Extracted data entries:
** START **

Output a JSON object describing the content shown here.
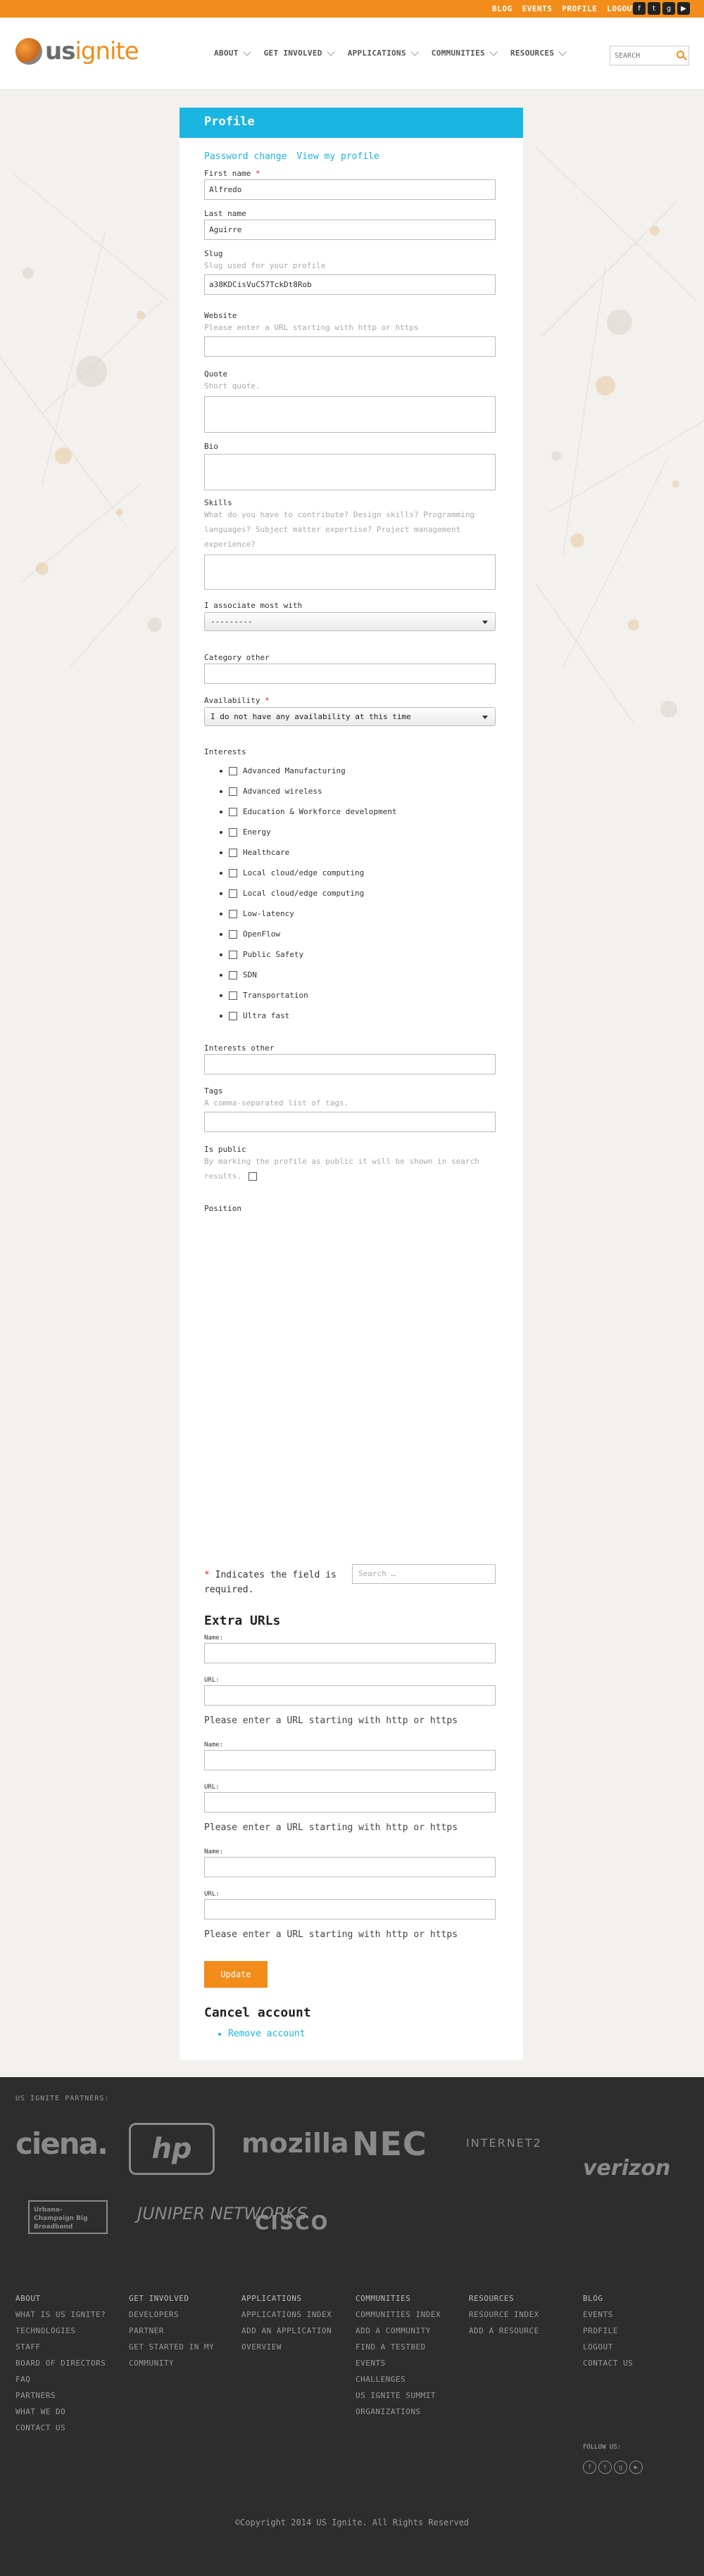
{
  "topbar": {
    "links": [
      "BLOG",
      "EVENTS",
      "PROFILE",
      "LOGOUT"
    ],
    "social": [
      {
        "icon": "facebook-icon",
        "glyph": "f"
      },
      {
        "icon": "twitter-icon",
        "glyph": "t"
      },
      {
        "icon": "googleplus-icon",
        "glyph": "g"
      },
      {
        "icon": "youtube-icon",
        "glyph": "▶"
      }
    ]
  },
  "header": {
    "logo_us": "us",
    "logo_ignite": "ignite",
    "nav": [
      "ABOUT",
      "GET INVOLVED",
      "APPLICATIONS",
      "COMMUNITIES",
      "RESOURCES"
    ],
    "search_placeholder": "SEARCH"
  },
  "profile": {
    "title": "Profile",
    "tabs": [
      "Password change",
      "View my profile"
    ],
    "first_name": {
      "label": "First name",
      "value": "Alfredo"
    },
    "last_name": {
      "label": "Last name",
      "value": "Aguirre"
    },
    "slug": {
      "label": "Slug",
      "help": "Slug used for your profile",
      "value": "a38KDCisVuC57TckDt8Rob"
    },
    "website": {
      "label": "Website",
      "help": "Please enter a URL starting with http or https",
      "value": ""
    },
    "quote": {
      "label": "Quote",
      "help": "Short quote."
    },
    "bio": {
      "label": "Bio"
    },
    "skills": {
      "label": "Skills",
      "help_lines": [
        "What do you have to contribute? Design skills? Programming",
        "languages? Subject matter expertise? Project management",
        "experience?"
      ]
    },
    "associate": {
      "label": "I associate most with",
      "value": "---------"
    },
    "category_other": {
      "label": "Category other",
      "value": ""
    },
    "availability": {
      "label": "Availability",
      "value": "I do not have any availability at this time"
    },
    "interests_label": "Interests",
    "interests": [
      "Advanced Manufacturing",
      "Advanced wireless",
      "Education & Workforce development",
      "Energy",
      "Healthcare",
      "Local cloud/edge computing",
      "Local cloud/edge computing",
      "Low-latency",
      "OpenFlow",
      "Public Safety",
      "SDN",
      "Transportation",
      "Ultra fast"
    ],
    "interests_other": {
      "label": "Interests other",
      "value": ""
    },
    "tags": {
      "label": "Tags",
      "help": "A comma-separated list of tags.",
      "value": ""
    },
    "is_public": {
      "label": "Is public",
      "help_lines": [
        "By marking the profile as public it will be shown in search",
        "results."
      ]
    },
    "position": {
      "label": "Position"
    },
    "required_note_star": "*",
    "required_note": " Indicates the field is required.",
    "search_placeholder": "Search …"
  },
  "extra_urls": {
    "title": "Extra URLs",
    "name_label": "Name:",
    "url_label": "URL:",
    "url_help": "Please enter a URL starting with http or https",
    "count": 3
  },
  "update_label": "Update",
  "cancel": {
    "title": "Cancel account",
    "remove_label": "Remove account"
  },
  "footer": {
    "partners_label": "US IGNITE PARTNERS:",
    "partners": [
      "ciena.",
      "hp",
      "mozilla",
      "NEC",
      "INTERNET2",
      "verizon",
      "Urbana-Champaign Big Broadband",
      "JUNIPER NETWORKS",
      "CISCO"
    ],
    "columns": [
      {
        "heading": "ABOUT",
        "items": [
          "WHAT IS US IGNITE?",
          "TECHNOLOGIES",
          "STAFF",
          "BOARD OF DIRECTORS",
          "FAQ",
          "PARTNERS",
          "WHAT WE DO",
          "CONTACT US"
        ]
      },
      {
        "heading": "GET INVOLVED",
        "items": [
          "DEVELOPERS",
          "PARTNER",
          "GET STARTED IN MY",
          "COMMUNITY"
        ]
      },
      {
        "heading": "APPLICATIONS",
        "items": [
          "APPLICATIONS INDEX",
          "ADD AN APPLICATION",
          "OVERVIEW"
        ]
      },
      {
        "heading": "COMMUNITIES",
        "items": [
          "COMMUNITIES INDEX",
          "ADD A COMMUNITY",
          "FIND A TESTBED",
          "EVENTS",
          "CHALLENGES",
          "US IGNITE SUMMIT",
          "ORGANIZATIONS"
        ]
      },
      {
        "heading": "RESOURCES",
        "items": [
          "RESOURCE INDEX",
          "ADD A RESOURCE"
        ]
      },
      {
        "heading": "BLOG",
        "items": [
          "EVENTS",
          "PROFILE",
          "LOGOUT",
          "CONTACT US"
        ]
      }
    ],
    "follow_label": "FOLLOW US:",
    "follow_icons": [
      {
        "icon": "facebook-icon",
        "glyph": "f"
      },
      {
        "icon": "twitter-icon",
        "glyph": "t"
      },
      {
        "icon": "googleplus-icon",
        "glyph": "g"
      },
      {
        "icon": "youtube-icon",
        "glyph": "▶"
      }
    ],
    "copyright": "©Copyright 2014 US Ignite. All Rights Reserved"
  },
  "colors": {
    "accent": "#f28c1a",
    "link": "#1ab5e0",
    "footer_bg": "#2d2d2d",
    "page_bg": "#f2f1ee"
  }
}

** END **

Give the number of lines containing the word "COMMUNITIES". No other answer is needed.

(Answer to this problem):
3